(Data records)
%%
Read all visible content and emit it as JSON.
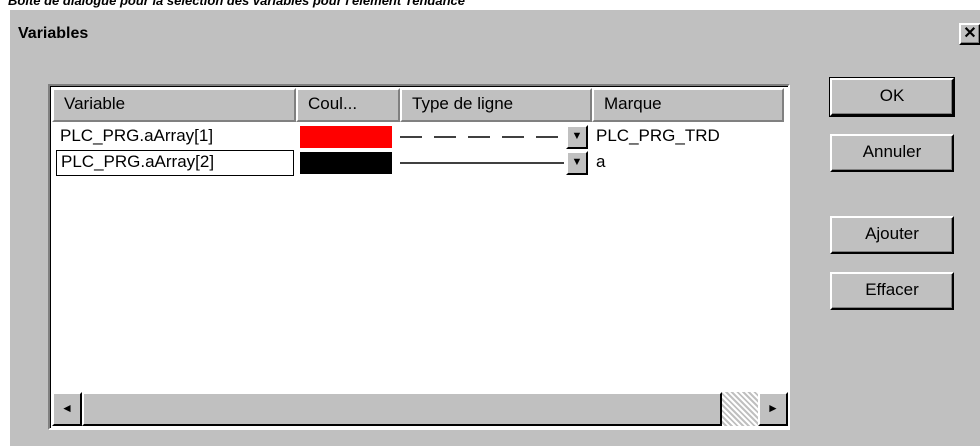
{
  "caption": "Boîte de dialogue pour la sélection des variables pour l'élément Tendance",
  "window": {
    "title": "Variables",
    "close_glyph": "✕"
  },
  "columns": [
    "Variable",
    "Coul...",
    "Type de ligne",
    "Marque"
  ],
  "rows": [
    {
      "variable": "PLC_PRG.aArray[1]",
      "color": "#ff0000",
      "line_type": "dashed",
      "marker": "PLC_PRG_TRD"
    },
    {
      "variable": "PLC_PRG.aArray[2]",
      "color": "#000000",
      "line_type": "solid",
      "marker": "a"
    }
  ],
  "dropdown_glyph": "▼",
  "scroll": {
    "left_glyph": "◄",
    "right_glyph": "►"
  },
  "buttons": {
    "ok": "OK",
    "cancel": "Annuler",
    "add": "Ajouter",
    "delete": "Effacer"
  }
}
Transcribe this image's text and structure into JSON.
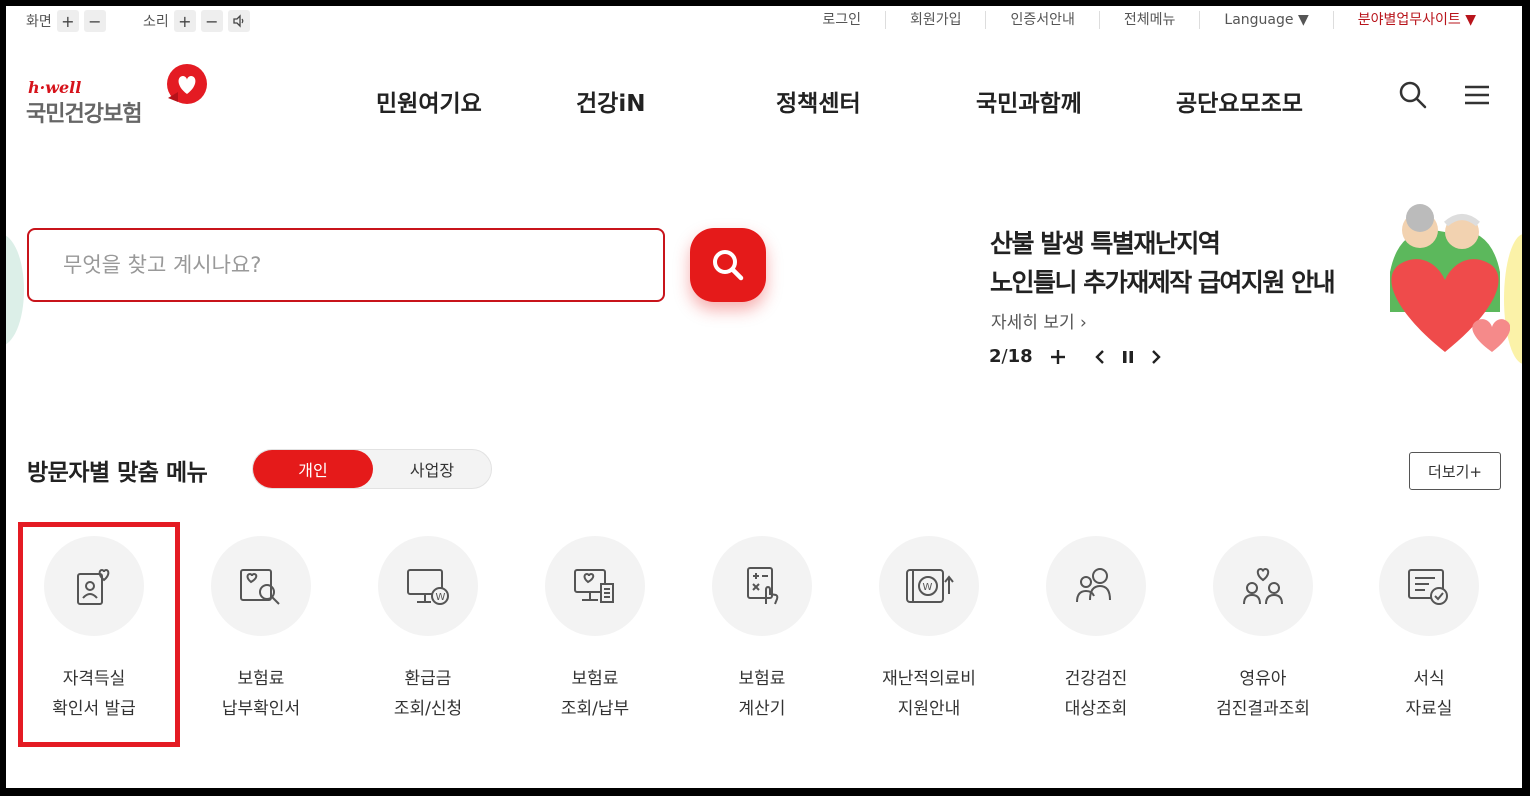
{
  "utility": {
    "screen_label": "화면",
    "sound_label": "소리",
    "plus": "+",
    "minus": "−",
    "links": [
      "로그인",
      "회원가입",
      "인증서안내",
      "전체메뉴",
      "Language ▼"
    ],
    "business_site": "분야별업무사이트 ▼"
  },
  "logo": {
    "sub": "h·well",
    "main": "국민건강보험"
  },
  "gnb": [
    "민원여기요",
    "건강iN",
    "정책센터",
    "국민과함께",
    "공단요모조모"
  ],
  "search": {
    "placeholder": "무엇을 찾고 계시나요?"
  },
  "banner": {
    "title_line1": "산불 발생 특별재난지역",
    "title_line2": "노인틀니 추가재제작 급여지원 안내",
    "more": "자세히 보기 ›",
    "current": "2",
    "sep": " / ",
    "total": "18"
  },
  "custom_menu": {
    "title": "방문자별 맞춤 메뉴",
    "tab_personal": "개인",
    "tab_business": "사업장",
    "more": "더보기+",
    "items": [
      {
        "line1": "자격득실",
        "line2": "확인서 발급",
        "icon": "id-card-heart-icon"
      },
      {
        "line1": "보험료",
        "line2": "납부확인서",
        "icon": "search-document-icon"
      },
      {
        "line1": "환급금",
        "line2": "조회/신청",
        "icon": "monitor-won-icon"
      },
      {
        "line1": "보험료",
        "line2": "조회/납부",
        "icon": "monitor-receipt-icon"
      },
      {
        "line1": "보험료",
        "line2": "계산기",
        "icon": "calculator-icon"
      },
      {
        "line1": "재난적의료비",
        "line2": "지원안내",
        "icon": "won-wallet-icon"
      },
      {
        "line1": "건강검진",
        "line2": "대상조회",
        "icon": "people-search-icon"
      },
      {
        "line1": "영유아",
        "line2": "검진결과조회",
        "icon": "family-heart-icon"
      },
      {
        "line1": "서식",
        "line2": "자료실",
        "icon": "form-check-icon"
      }
    ]
  }
}
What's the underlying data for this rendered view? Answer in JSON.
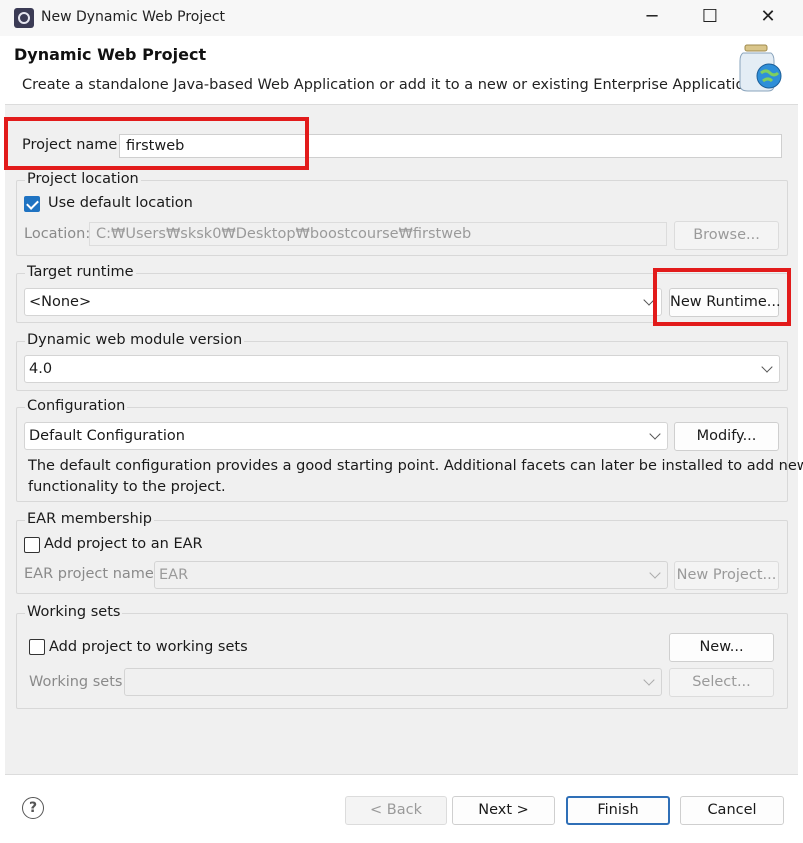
{
  "window": {
    "title": "New Dynamic Web Project",
    "minimize": "─",
    "maximize": "☐",
    "close": "✕"
  },
  "header": {
    "title": "Dynamic Web Project",
    "description": "Create a standalone Java-based Web Application or add it to a new or existing Enterprise Application."
  },
  "project_name": {
    "label": "Project name:",
    "value": "firstweb"
  },
  "project_location": {
    "group_label": "Project location",
    "use_default_label": "Use default location",
    "use_default_checked": true,
    "location_label": "Location:",
    "location_value": "C:₩Users₩sksk0₩Desktop₩boostcourse₩firstweb",
    "browse_label": "Browse..."
  },
  "target_runtime": {
    "group_label": "Target runtime",
    "selected": "<None>",
    "new_runtime_label": "New Runtime..."
  },
  "web_module": {
    "group_label": "Dynamic web module version",
    "selected": "4.0"
  },
  "configuration": {
    "group_label": "Configuration",
    "selected": "Default Configuration",
    "modify_label": "Modify...",
    "description_line1": "The default configuration provides a good starting point. Additional facets can later be installed to add new",
    "description_line2": "functionality to the project."
  },
  "ear": {
    "group_label": "EAR membership",
    "add_label": "Add project to an EAR",
    "add_checked": false,
    "name_label": "EAR project name:",
    "name_value": "EAR",
    "new_project_label": "New Project..."
  },
  "working_sets": {
    "group_label": "Working sets",
    "add_label": "Add project to working sets",
    "add_checked": false,
    "new_label": "New...",
    "sets_label": "Working sets:",
    "sets_value": "",
    "select_label": "Select..."
  },
  "footer": {
    "help": "?",
    "back_label": "< Back",
    "next_label": "Next >",
    "finish_label": "Finish",
    "cancel_label": "Cancel"
  },
  "colors": {
    "highlight": "#e21b1b",
    "accent": "#1f73c2",
    "dialog_bg": "#f0f0f0"
  }
}
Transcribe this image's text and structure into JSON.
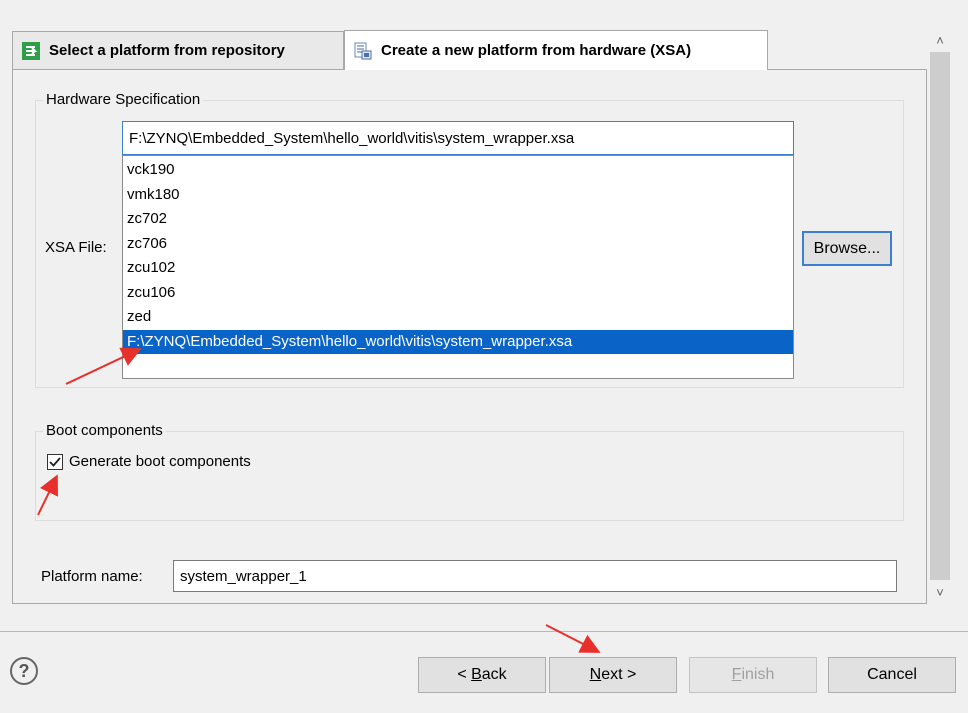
%%
**Aim of the exercise:** State the number of lines that contain the string "firstweb", with no other words.

**Finished task:** 2